## WHAT IS NEEDED
Find the lines holding the word "seznamu" and collect them.

### PROVIDED INFORMATION

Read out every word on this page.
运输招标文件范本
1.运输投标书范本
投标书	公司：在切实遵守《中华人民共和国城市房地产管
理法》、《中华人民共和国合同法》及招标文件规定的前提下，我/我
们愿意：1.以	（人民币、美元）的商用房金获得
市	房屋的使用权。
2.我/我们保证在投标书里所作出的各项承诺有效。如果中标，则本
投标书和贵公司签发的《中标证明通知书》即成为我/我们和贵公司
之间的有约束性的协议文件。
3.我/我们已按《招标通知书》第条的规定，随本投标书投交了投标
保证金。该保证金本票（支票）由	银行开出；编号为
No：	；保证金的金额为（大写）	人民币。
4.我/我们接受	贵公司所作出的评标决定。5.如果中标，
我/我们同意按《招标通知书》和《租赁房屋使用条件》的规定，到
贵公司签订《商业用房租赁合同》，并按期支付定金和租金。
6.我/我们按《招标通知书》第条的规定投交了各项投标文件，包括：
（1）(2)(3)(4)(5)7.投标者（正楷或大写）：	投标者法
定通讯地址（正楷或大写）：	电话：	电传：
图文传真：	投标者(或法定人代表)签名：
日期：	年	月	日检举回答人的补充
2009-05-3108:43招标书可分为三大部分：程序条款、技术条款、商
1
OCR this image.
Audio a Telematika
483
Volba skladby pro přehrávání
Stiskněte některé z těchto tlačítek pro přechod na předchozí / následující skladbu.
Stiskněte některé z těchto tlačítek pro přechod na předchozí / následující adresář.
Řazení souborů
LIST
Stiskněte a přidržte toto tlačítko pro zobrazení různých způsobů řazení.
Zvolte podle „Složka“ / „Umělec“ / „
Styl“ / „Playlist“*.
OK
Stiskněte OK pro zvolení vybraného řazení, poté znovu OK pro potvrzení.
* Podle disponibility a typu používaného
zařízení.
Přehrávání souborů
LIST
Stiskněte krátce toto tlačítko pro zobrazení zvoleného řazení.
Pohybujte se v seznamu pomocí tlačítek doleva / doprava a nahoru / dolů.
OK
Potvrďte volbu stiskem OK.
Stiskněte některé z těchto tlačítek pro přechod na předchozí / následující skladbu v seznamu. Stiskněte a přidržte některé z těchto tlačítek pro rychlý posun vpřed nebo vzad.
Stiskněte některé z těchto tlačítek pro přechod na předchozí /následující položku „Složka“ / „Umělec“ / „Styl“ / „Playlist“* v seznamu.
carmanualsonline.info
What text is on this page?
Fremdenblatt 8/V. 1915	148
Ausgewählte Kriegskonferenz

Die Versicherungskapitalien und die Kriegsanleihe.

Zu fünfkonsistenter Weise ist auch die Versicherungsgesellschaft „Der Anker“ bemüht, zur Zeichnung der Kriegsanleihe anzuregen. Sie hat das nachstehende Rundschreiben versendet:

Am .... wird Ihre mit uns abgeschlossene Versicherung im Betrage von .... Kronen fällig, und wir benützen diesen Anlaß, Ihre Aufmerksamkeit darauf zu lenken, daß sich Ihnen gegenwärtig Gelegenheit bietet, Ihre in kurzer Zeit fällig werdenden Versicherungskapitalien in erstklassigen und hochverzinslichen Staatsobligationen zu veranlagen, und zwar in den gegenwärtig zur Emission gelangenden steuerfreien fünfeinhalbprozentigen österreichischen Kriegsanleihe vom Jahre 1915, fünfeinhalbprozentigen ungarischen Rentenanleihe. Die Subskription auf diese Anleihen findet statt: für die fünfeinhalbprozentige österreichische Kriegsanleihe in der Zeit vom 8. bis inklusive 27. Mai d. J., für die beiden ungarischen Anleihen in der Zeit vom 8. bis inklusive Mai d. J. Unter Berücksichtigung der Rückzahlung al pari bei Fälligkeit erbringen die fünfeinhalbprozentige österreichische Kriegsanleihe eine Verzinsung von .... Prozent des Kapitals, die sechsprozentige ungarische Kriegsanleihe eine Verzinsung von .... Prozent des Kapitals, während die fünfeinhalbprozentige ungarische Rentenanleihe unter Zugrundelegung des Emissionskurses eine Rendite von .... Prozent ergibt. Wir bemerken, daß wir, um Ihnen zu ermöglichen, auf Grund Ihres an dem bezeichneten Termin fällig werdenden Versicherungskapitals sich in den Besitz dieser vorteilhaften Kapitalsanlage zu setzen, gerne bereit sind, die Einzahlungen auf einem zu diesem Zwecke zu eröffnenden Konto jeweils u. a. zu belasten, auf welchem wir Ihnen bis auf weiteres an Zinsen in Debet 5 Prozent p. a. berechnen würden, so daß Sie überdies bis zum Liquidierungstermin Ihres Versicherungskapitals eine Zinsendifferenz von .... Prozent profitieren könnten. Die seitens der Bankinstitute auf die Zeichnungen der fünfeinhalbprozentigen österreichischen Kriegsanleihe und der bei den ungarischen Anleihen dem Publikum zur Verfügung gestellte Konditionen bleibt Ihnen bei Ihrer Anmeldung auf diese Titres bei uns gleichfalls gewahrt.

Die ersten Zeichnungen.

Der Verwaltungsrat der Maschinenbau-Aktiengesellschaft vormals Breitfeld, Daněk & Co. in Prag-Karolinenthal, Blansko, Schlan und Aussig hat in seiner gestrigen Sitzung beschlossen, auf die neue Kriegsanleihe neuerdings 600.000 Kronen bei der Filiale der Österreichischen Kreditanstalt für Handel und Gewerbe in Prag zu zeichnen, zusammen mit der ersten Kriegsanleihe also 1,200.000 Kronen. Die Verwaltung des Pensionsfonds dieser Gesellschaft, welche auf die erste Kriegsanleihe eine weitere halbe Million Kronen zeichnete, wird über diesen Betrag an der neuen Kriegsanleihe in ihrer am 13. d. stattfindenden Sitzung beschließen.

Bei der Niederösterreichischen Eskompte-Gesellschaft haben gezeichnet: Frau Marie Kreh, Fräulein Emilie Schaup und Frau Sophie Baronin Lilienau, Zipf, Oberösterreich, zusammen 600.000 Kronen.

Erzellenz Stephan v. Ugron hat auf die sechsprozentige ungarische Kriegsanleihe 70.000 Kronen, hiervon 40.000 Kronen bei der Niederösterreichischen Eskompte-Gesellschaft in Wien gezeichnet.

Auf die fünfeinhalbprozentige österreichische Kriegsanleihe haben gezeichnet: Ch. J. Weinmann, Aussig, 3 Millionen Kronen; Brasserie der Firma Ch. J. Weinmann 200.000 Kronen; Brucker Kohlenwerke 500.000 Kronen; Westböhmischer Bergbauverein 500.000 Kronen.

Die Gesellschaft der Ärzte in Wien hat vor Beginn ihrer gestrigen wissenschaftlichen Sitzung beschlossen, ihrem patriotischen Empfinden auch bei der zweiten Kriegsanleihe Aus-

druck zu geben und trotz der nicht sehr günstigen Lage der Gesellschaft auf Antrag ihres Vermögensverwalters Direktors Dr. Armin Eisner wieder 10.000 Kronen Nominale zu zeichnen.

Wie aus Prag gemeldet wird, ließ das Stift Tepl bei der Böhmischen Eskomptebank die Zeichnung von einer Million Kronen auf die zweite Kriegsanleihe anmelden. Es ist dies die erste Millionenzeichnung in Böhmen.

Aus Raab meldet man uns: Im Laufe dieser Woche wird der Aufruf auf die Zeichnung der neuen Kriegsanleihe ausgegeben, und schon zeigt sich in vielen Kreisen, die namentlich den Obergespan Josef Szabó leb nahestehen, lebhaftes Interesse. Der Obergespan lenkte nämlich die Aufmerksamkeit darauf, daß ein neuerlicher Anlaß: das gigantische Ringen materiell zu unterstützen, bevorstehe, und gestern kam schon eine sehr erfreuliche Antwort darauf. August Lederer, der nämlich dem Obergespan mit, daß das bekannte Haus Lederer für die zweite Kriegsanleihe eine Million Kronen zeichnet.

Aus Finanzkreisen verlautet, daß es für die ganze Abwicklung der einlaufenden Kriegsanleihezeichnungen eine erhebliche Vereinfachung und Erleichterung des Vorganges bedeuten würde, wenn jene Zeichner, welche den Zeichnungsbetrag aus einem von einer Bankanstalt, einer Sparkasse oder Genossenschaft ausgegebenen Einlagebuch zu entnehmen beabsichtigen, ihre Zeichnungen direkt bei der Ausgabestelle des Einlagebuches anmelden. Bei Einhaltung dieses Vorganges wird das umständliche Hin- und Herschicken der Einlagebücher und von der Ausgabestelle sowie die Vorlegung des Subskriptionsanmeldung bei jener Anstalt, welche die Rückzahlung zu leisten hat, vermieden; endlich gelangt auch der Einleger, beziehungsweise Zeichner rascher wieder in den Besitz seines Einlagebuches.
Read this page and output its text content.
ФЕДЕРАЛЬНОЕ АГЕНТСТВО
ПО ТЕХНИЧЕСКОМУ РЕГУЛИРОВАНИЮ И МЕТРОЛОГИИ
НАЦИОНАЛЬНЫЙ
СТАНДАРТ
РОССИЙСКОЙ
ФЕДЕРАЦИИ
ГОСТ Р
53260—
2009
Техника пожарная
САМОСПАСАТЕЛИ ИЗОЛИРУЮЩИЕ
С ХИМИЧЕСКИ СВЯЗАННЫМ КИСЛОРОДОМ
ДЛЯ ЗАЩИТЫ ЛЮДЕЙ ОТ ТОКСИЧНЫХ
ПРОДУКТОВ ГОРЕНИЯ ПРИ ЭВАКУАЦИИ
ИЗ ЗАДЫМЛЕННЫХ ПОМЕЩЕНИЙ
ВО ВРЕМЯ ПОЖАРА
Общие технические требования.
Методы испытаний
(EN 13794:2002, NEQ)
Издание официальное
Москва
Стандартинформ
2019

######

## RIGHT ANSWER
Pohybujte se v seznamu pomocí tlačítek doleva / doprava a nahoru / dolů.
Stiskněte některé z těchto tlačítek pro přechod na předchozí / následující skladbu v seznamu. Stiskněte a přidržte některé z těchto tlačítek pro rychlý posun vpřed nebo vzad.
Stiskněte některé z těchto tlačítek pro přechod na předchozí /následující položku „Složka“ / „Umělec“ / „Styl“ / „Playlist“* v seznamu.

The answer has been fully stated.